Dataset records on visual material:
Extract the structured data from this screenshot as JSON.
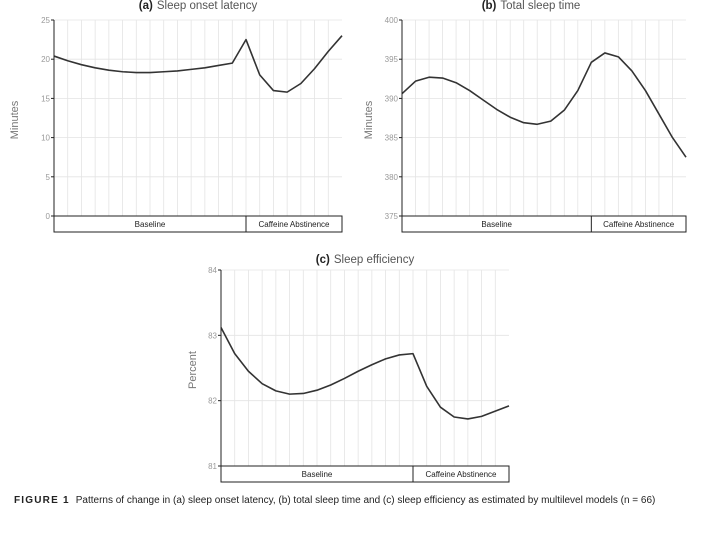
{
  "caption": {
    "label": "FIGURE 1",
    "text": "Patterns of change in (a) sleep onset latency, (b) total sleep time and (c) sleep efficiency as estimated by multilevel models (n = 66)"
  },
  "chart_data": [
    {
      "type": "line",
      "panel": "(a)",
      "title": "Sleep onset latency",
      "ylabel": "Minutes",
      "ylim": [
        0,
        25
      ],
      "yticks": [
        0,
        5,
        10,
        15,
        20,
        25
      ],
      "grid": true,
      "phases": [
        {
          "label": "Baseline",
          "x_start": 0,
          "x_end": 14
        },
        {
          "label": "Caffeine Abstinence",
          "x_start": 14,
          "x_end": 21
        }
      ],
      "x": [
        0,
        1,
        2,
        3,
        4,
        5,
        6,
        7,
        8,
        9,
        10,
        11,
        12,
        13,
        14,
        15,
        16,
        17,
        18,
        19,
        20,
        21
      ],
      "values": [
        20.4,
        19.8,
        19.3,
        18.9,
        18.6,
        18.4,
        18.3,
        18.3,
        18.4,
        18.5,
        18.7,
        18.9,
        19.2,
        19.5,
        22.5,
        18.0,
        16.0,
        15.8,
        16.9,
        18.8,
        21.0,
        23.0
      ]
    },
    {
      "type": "line",
      "panel": "(b)",
      "title": "Total sleep time",
      "ylabel": "Minutes",
      "ylim": [
        375,
        400
      ],
      "yticks": [
        375,
        380,
        385,
        390,
        395,
        400
      ],
      "grid": true,
      "phases": [
        {
          "label": "Baseline",
          "x_start": 0,
          "x_end": 14
        },
        {
          "label": "Caffeine Abstinence",
          "x_start": 14,
          "x_end": 21
        }
      ],
      "x": [
        0,
        1,
        2,
        3,
        4,
        5,
        6,
        7,
        8,
        9,
        10,
        11,
        12,
        13,
        14,
        15,
        16,
        17,
        18,
        19,
        20,
        21
      ],
      "values": [
        390.6,
        392.2,
        392.7,
        392.6,
        392.0,
        391.0,
        389.8,
        388.6,
        387.6,
        386.9,
        386.7,
        387.1,
        388.5,
        391.0,
        394.6,
        395.8,
        395.3,
        393.5,
        391.0,
        388.0,
        385.0,
        382.5
      ]
    },
    {
      "type": "line",
      "panel": "(c)",
      "title": "Sleep efficiency",
      "ylabel": "Percent",
      "ylim": [
        81,
        84
      ],
      "yticks": [
        81,
        82,
        83,
        84
      ],
      "grid": true,
      "phases": [
        {
          "label": "Baseline",
          "x_start": 0,
          "x_end": 14
        },
        {
          "label": "Caffeine Abstinence",
          "x_start": 14,
          "x_end": 21
        }
      ],
      "x": [
        0,
        1,
        2,
        3,
        4,
        5,
        6,
        7,
        8,
        9,
        10,
        11,
        12,
        13,
        14,
        15,
        16,
        17,
        18,
        19,
        20,
        21
      ],
      "values": [
        83.12,
        82.72,
        82.45,
        82.26,
        82.15,
        82.1,
        82.11,
        82.16,
        82.24,
        82.34,
        82.45,
        82.55,
        82.64,
        82.7,
        82.72,
        82.22,
        81.9,
        81.75,
        81.72,
        81.76,
        81.84,
        81.92
      ]
    }
  ]
}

WORK INSTRUCTIONS → Return each line of the data, keeping its wording exact and omitting pictures.

RIGHT ANSWER →
Extract the structured data from this screenshot as JSON.
{
  "caption": {
    "label": "FIGURE 1",
    "text": "Patterns of change in (a) sleep onset latency, (b) total sleep time and (c) sleep efficiency as estimated by multilevel models (n = 66)"
  },
  "chart_data": [
    {
      "type": "line",
      "panel": "(a)",
      "title": "Sleep onset latency",
      "ylabel": "Minutes",
      "ylim": [
        0,
        25
      ],
      "yticks": [
        0,
        5,
        10,
        15,
        20,
        25
      ],
      "grid": true,
      "phases": [
        {
          "label": "Baseline",
          "x_start": 0,
          "x_end": 14
        },
        {
          "label": "Caffeine Abstinence",
          "x_start": 14,
          "x_end": 21
        }
      ],
      "x": [
        0,
        1,
        2,
        3,
        4,
        5,
        6,
        7,
        8,
        9,
        10,
        11,
        12,
        13,
        14,
        15,
        16,
        17,
        18,
        19,
        20,
        21
      ],
      "values": [
        20.4,
        19.8,
        19.3,
        18.9,
        18.6,
        18.4,
        18.3,
        18.3,
        18.4,
        18.5,
        18.7,
        18.9,
        19.2,
        19.5,
        22.5,
        18.0,
        16.0,
        15.8,
        16.9,
        18.8,
        21.0,
        23.0
      ]
    },
    {
      "type": "line",
      "panel": "(b)",
      "title": "Total sleep time",
      "ylabel": "Minutes",
      "ylim": [
        375,
        400
      ],
      "yticks": [
        375,
        380,
        385,
        390,
        395,
        400
      ],
      "grid": true,
      "phases": [
        {
          "label": "Baseline",
          "x_start": 0,
          "x_end": 14
        },
        {
          "label": "Caffeine Abstinence",
          "x_start": 14,
          "x_end": 21
        }
      ],
      "x": [
        0,
        1,
        2,
        3,
        4,
        5,
        6,
        7,
        8,
        9,
        10,
        11,
        12,
        13,
        14,
        15,
        16,
        17,
        18,
        19,
        20,
        21
      ],
      "values": [
        390.6,
        392.2,
        392.7,
        392.6,
        392.0,
        391.0,
        389.8,
        388.6,
        387.6,
        386.9,
        386.7,
        387.1,
        388.5,
        391.0,
        394.6,
        395.8,
        395.3,
        393.5,
        391.0,
        388.0,
        385.0,
        382.5
      ]
    },
    {
      "type": "line",
      "panel": "(c)",
      "title": "Sleep efficiency",
      "ylabel": "Percent",
      "ylim": [
        81,
        84
      ],
      "yticks": [
        81,
        82,
        83,
        84
      ],
      "grid": true,
      "phases": [
        {
          "label": "Baseline",
          "x_start": 0,
          "x_end": 14
        },
        {
          "label": "Caffeine Abstinence",
          "x_start": 14,
          "x_end": 21
        }
      ],
      "x": [
        0,
        1,
        2,
        3,
        4,
        5,
        6,
        7,
        8,
        9,
        10,
        11,
        12,
        13,
        14,
        15,
        16,
        17,
        18,
        19,
        20,
        21
      ],
      "values": [
        83.12,
        82.72,
        82.45,
        82.26,
        82.15,
        82.1,
        82.11,
        82.16,
        82.24,
        82.34,
        82.45,
        82.55,
        82.64,
        82.7,
        82.72,
        82.22,
        81.9,
        81.75,
        81.72,
        81.76,
        81.84,
        81.92
      ]
    }
  ]
}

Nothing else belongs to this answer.